[begin RECORDS SHOWN]

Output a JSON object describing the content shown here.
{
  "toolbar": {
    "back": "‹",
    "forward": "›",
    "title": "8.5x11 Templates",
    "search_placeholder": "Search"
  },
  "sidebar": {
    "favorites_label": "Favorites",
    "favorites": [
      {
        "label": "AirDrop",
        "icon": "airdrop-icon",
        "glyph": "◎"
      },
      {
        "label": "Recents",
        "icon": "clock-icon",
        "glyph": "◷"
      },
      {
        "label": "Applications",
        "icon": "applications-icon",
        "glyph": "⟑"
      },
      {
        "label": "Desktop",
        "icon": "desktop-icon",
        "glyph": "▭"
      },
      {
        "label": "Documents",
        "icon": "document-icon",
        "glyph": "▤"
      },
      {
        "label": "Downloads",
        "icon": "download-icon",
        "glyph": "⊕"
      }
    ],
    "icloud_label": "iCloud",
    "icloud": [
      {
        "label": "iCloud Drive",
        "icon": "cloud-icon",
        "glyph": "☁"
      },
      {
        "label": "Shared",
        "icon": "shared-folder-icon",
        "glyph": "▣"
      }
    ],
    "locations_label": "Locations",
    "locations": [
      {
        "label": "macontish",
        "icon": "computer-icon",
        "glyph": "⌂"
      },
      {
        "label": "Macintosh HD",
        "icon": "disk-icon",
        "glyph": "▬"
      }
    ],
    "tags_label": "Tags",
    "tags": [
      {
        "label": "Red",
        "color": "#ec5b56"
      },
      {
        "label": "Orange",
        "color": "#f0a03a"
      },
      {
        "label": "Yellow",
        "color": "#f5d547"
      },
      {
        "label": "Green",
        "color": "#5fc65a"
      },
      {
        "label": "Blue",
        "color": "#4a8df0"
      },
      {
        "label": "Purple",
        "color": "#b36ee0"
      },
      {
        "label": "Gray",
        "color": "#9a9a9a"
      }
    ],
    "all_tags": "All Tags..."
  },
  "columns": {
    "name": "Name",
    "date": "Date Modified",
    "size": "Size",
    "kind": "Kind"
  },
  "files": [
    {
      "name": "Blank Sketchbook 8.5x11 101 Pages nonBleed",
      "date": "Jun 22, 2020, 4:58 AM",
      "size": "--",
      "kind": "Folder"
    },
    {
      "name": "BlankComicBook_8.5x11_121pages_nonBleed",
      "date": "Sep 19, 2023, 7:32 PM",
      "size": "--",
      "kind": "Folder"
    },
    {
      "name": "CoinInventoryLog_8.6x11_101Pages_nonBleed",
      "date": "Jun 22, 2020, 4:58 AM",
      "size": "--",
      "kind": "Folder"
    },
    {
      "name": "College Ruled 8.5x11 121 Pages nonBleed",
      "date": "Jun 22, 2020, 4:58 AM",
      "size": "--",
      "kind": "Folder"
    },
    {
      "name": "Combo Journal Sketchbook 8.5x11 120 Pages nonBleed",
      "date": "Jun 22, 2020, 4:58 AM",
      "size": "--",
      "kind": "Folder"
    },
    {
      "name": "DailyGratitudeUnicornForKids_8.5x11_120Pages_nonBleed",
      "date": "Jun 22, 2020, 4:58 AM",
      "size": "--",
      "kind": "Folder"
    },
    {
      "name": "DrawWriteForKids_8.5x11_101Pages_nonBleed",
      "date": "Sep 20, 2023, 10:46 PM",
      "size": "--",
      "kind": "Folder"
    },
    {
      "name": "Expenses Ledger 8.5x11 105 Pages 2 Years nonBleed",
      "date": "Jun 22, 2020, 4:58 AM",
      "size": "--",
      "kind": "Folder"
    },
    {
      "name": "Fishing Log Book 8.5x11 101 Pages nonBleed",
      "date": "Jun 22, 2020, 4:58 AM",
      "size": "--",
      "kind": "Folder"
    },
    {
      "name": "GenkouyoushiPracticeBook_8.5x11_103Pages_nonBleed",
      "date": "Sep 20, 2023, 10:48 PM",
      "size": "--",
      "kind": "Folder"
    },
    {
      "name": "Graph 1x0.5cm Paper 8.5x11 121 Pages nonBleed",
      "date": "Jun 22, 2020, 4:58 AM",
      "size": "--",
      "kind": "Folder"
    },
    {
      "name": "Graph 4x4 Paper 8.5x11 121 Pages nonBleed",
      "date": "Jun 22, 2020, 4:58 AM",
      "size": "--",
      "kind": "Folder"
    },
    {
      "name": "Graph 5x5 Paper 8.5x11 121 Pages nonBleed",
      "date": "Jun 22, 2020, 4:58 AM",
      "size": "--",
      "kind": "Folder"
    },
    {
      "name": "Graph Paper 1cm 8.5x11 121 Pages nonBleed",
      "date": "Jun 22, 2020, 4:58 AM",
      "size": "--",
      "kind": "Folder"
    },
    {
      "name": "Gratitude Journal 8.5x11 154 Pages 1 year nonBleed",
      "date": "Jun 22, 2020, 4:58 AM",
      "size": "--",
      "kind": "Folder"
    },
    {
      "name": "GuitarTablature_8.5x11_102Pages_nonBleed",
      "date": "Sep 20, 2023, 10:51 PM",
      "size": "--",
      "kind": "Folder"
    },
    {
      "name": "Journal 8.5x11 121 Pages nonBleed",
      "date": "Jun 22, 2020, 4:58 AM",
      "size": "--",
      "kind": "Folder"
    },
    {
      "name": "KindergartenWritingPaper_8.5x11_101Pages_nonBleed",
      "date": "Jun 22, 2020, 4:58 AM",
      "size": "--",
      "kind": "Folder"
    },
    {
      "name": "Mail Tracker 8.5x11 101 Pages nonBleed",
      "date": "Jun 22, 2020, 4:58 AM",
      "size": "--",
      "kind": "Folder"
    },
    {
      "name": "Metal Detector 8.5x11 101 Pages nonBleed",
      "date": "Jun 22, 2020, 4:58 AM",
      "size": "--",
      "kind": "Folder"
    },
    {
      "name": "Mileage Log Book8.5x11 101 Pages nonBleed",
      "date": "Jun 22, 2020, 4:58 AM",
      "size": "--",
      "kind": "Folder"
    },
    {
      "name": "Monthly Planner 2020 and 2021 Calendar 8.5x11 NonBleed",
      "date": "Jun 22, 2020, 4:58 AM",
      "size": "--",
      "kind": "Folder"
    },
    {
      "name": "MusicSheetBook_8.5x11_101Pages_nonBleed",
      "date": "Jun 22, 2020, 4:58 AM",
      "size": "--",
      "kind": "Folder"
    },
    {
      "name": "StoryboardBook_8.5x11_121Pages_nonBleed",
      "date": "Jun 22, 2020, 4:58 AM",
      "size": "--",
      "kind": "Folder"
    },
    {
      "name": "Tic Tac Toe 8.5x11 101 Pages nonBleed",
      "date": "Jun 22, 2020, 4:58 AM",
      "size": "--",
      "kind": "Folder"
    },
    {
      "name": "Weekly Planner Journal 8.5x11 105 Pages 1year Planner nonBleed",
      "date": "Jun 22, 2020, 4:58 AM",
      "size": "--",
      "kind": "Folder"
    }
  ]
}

[end RECORDS SHOWN]

# WORK REQUIRED
Output every record above exactly as it appears.

# PROBLEM SOLUTION
Output a JSON object describing the content shown here.
{
  "toolbar": {
    "back": "‹",
    "forward": "›",
    "title": "8.5x11 Templates",
    "search_placeholder": "Search"
  },
  "sidebar": {
    "favorites_label": "Favorites",
    "favorites": [
      {
        "label": "AirDrop",
        "icon": "airdrop-icon",
        "glyph": "◎"
      },
      {
        "label": "Recents",
        "icon": "clock-icon",
        "glyph": "◷"
      },
      {
        "label": "Applications",
        "icon": "applications-icon",
        "glyph": "⟑"
      },
      {
        "label": "Desktop",
        "icon": "desktop-icon",
        "glyph": "▭"
      },
      {
        "label": "Documents",
        "icon": "document-icon",
        "glyph": "▤"
      },
      {
        "label": "Downloads",
        "icon": "download-icon",
        "glyph": "⊕"
      }
    ],
    "icloud_label": "iCloud",
    "icloud": [
      {
        "label": "iCloud Drive",
        "icon": "cloud-icon",
        "glyph": "☁"
      },
      {
        "label": "Shared",
        "icon": "shared-folder-icon",
        "glyph": "▣"
      }
    ],
    "locations_label": "Locations",
    "locations": [
      {
        "label": "macontish",
        "icon": "computer-icon",
        "glyph": "⌂"
      },
      {
        "label": "Macintosh HD",
        "icon": "disk-icon",
        "glyph": "▬"
      }
    ],
    "tags_label": "Tags",
    "tags": [
      {
        "label": "Red",
        "color": "#ec5b56"
      },
      {
        "label": "Orange",
        "color": "#f0a03a"
      },
      {
        "label": "Yellow",
        "color": "#f5d547"
      },
      {
        "label": "Green",
        "color": "#5fc65a"
      },
      {
        "label": "Blue",
        "color": "#4a8df0"
      },
      {
        "label": "Purple",
        "color": "#b36ee0"
      },
      {
        "label": "Gray",
        "color": "#9a9a9a"
      }
    ],
    "all_tags": "All Tags..."
  },
  "columns": {
    "name": "Name",
    "date": "Date Modified",
    "size": "Size",
    "kind": "Kind"
  },
  "files": [
    {
      "name": "Blank Sketchbook 8.5x11 101 Pages nonBleed",
      "date": "Jun 22, 2020, 4:58 AM",
      "size": "--",
      "kind": "Folder"
    },
    {
      "name": "BlankComicBook_8.5x11_121pages_nonBleed",
      "date": "Sep 19, 2023, 7:32 PM",
      "size": "--",
      "kind": "Folder"
    },
    {
      "name": "CoinInventoryLog_8.6x11_101Pages_nonBleed",
      "date": "Jun 22, 2020, 4:58 AM",
      "size": "--",
      "kind": "Folder"
    },
    {
      "name": "College Ruled 8.5x11 121 Pages nonBleed",
      "date": "Jun 22, 2020, 4:58 AM",
      "size": "--",
      "kind": "Folder"
    },
    {
      "name": "Combo Journal Sketchbook 8.5x11 120 Pages nonBleed",
      "date": "Jun 22, 2020, 4:58 AM",
      "size": "--",
      "kind": "Folder"
    },
    {
      "name": "DailyGratitudeUnicornForKids_8.5x11_120Pages_nonBleed",
      "date": "Jun 22, 2020, 4:58 AM",
      "size": "--",
      "kind": "Folder"
    },
    {
      "name": "DrawWriteForKids_8.5x11_101Pages_nonBleed",
      "date": "Sep 20, 2023, 10:46 PM",
      "size": "--",
      "kind": "Folder"
    },
    {
      "name": "Expenses Ledger 8.5x11 105 Pages 2 Years nonBleed",
      "date": "Jun 22, 2020, 4:58 AM",
      "size": "--",
      "kind": "Folder"
    },
    {
      "name": "Fishing Log Book 8.5x11 101 Pages nonBleed",
      "date": "Jun 22, 2020, 4:58 AM",
      "size": "--",
      "kind": "Folder"
    },
    {
      "name": "GenkouyoushiPracticeBook_8.5x11_103Pages_nonBleed",
      "date": "Sep 20, 2023, 10:48 PM",
      "size": "--",
      "kind": "Folder"
    },
    {
      "name": "Graph 1x0.5cm Paper 8.5x11 121 Pages nonBleed",
      "date": "Jun 22, 2020, 4:58 AM",
      "size": "--",
      "kind": "Folder"
    },
    {
      "name": "Graph 4x4 Paper 8.5x11 121 Pages nonBleed",
      "date": "Jun 22, 2020, 4:58 AM",
      "size": "--",
      "kind": "Folder"
    },
    {
      "name": "Graph 5x5 Paper 8.5x11 121 Pages nonBleed",
      "date": "Jun 22, 2020, 4:58 AM",
      "size": "--",
      "kind": "Folder"
    },
    {
      "name": "Graph Paper 1cm 8.5x11 121 Pages nonBleed",
      "date": "Jun 22, 2020, 4:58 AM",
      "size": "--",
      "kind": "Folder"
    },
    {
      "name": "Gratitude Journal 8.5x11 154 Pages 1 year nonBleed",
      "date": "Jun 22, 2020, 4:58 AM",
      "size": "--",
      "kind": "Folder"
    },
    {
      "name": "GuitarTablature_8.5x11_102Pages_nonBleed",
      "date": "Sep 20, 2023, 10:51 PM",
      "size": "--",
      "kind": "Folder"
    },
    {
      "name": "Journal 8.5x11 121 Pages nonBleed",
      "date": "Jun 22, 2020, 4:58 AM",
      "size": "--",
      "kind": "Folder"
    },
    {
      "name": "KindergartenWritingPaper_8.5x11_101Pages_nonBleed",
      "date": "Jun 22, 2020, 4:58 AM",
      "size": "--",
      "kind": "Folder"
    },
    {
      "name": "Mail Tracker 8.5x11 101 Pages nonBleed",
      "date": "Jun 22, 2020, 4:58 AM",
      "size": "--",
      "kind": "Folder"
    },
    {
      "name": "Metal Detector 8.5x11 101 Pages nonBleed",
      "date": "Jun 22, 2020, 4:58 AM",
      "size": "--",
      "kind": "Folder"
    },
    {
      "name": "Mileage Log Book8.5x11 101 Pages nonBleed",
      "date": "Jun 22, 2020, 4:58 AM",
      "size": "--",
      "kind": "Folder"
    },
    {
      "name": "Monthly Planner 2020 and 2021 Calendar 8.5x11 NonBleed",
      "date": "Jun 22, 2020, 4:58 AM",
      "size": "--",
      "kind": "Folder"
    },
    {
      "name": "MusicSheetBook_8.5x11_101Pages_nonBleed",
      "date": "Jun 22, 2020, 4:58 AM",
      "size": "--",
      "kind": "Folder"
    },
    {
      "name": "StoryboardBook_8.5x11_121Pages_nonBleed",
      "date": "Jun 22, 2020, 4:58 AM",
      "size": "--",
      "kind": "Folder"
    },
    {
      "name": "Tic Tac Toe 8.5x11 101 Pages nonBleed",
      "date": "Jun 22, 2020, 4:58 AM",
      "size": "--",
      "kind": "Folder"
    },
    {
      "name": "Weekly Planner Journal 8.5x11 105 Pages 1year Planner nonBleed",
      "date": "Jun 22, 2020, 4:58 AM",
      "size": "--",
      "kind": "Folder"
    }
  ]
}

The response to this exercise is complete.